> _Exercise objective_
Pictures do not belong in the copy, so please give every entry below again exactly.

> _Task data_
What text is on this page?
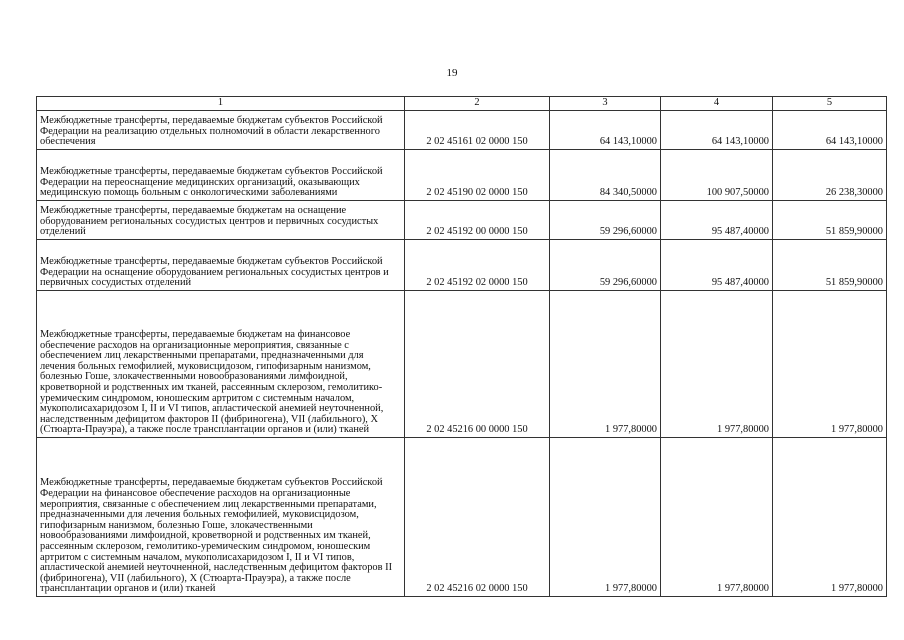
19
1	2	3	4	5
Межбюджетные трансферты, передаваемые бюджетам субъектов Российской Федерации на реализацию отдельных полномочий в области лекарственного обеспечения	2 02 45161 02 0000 150	64 143,10000	64 143,10000	64 143,10000
Межбюджетные трансферты, передаваемые бюджетам субъектов Российской Федерации на переоснащение медицинских организаций, оказывающих медицинскую помощь больным с онкологическими заболеваниями	2 02 45190 02 0000 150	84 340,50000	100 907,50000	26 238,30000
Межбюджетные трансферты, передаваемые бюджетам на оснащение оборудованием региональных сосудистых центров и первичных сосудистых отделений	2 02 45192 00 0000 150	59 296,60000	95 487,40000	51 859,90000
Межбюджетные трансферты, передаваемые бюджетам субъектов Российской Федерации на оснащение оборудованием региональных сосудистых центров и первичных сосудистых отделений	2 02 45192 02 0000 150	59 296,60000	95 487,40000	51 859,90000
Межбюджетные трансферты, передаваемые бюджетам на финансовое обеспечение расходов на организационные мероприятия, связанные с обеспечением лиц лекарственными препаратами, предназначенными для лечения больных гемофилией, муковисцидозом, гипофизарным нанизмом, болезнью Гоше, злокачественными новообразованиями лимфоидной, кроветворной и родственных им тканей, рассеянным склерозом, гемолитико-уремическим синдромом, юношеским артритом с системным началом, мукополисахаридозом I, II и VI типов, апластической анемией неуточненной, наследственным дефицитом факторов II (фибриногена), VII (лабильного), X (Стюарта-Прауэра), а также после трансплантации органов и (или) тканей	2 02 45216 00 0000 150	1 977,80000	1 977,80000	1 977,80000
Межбюджетные трансферты, передаваемые бюджетам субъектов Российской Федерации на финансовое обеспечение расходов на организационные мероприятия, связанные с обеспечением лиц лекарственными препаратами, предназначенными для лечения больных гемофилией, муковисцидозом, гипофизарным нанизмом, болезнью Гоше, злокачественными новообразованиями лимфоидной, кроветворной и родственных им тканей, рассеянным склерозом, гемолитико-уремическим синдромом, юношеским артритом с системным началом, мукополисахаридозом I, II и VI типов, апластической анемией неуточненной, наследственным дефицитом факторов II (фибриногена), VII (лабильного), X (Стюарта-Прауэра), а также после трансплантации органов и (или) тканей	2 02 45216 02 0000 150	1 977,80000	1 977,80000	1 977,80000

> _Result for this exercise_
What text is on this page?
19
1	2	3	4	5
Межбюджетные трансферты, передаваемые бюджетам субъектов Российской Федерации на реализацию отдельных полномочий в области лекарственного обеспечения	2 02 45161 02 0000 150	64 143,10000	64 143,10000	64 143,10000
Межбюджетные трансферты, передаваемые бюджетам субъектов Российской Федерации на переоснащение медицинских организаций, оказывающих медицинскую помощь больным с онкологическими заболеваниями	2 02 45190 02 0000 150	84 340,50000	100 907,50000	26 238,30000
Межбюджетные трансферты, передаваемые бюджетам на оснащение оборудованием региональных сосудистых центров и первичных сосудистых отделений	2 02 45192 00 0000 150	59 296,60000	95 487,40000	51 859,90000
Межбюджетные трансферты, передаваемые бюджетам субъектов Российской Федерации на оснащение оборудованием региональных сосудистых центров и первичных сосудистых отделений	2 02 45192 02 0000 150	59 296,60000	95 487,40000	51 859,90000
Межбюджетные трансферты, передаваемые бюджетам на финансовое обеспечение расходов на организационные мероприятия, связанные с обеспечением лиц лекарственными препаратами, предназначенными для лечения больных гемофилией, муковисцидозом, гипофизарным нанизмом, болезнью Гоше, злокачественными новообразованиями лимфоидной, кроветворной и родственных им тканей, рассеянным склерозом, гемолитико-уремическим синдромом, юношеским артритом с системным началом, мукополисахаридозом I, II и VI типов, апластической анемией неуточненной, наследственным дефицитом факторов II (фибриногена), VII (лабильного), X (Стюарта-Прауэра), а также после трансплантации органов и (или) тканей	2 02 45216 00 0000 150	1 977,80000	1 977,80000	1 977,80000
Межбюджетные трансферты, передаваемые бюджетам субъектов Российской Федерации на финансовое обеспечение расходов на организационные мероприятия, связанные с обеспечением лиц лекарственными препаратами, предназначенными для лечения больных гемофилией, муковисцидозом, гипофизарным нанизмом, болезнью Гоше, злокачественными новообразованиями лимфоидной, кроветворной и родственных им тканей, рассеянным склерозом, гемолитико-уремическим синдромом, юношеским артритом с системным началом, мукополисахаридозом I, II и VI типов, апластической анемией неуточненной, наследственным дефицитом факторов II (фибриногена), VII (лабильного), X (Стюарта-Прауэра), а также после трансплантации органов и (или) тканей	2 02 45216 02 0000 150	1 977,80000	1 977,80000	1 977,80000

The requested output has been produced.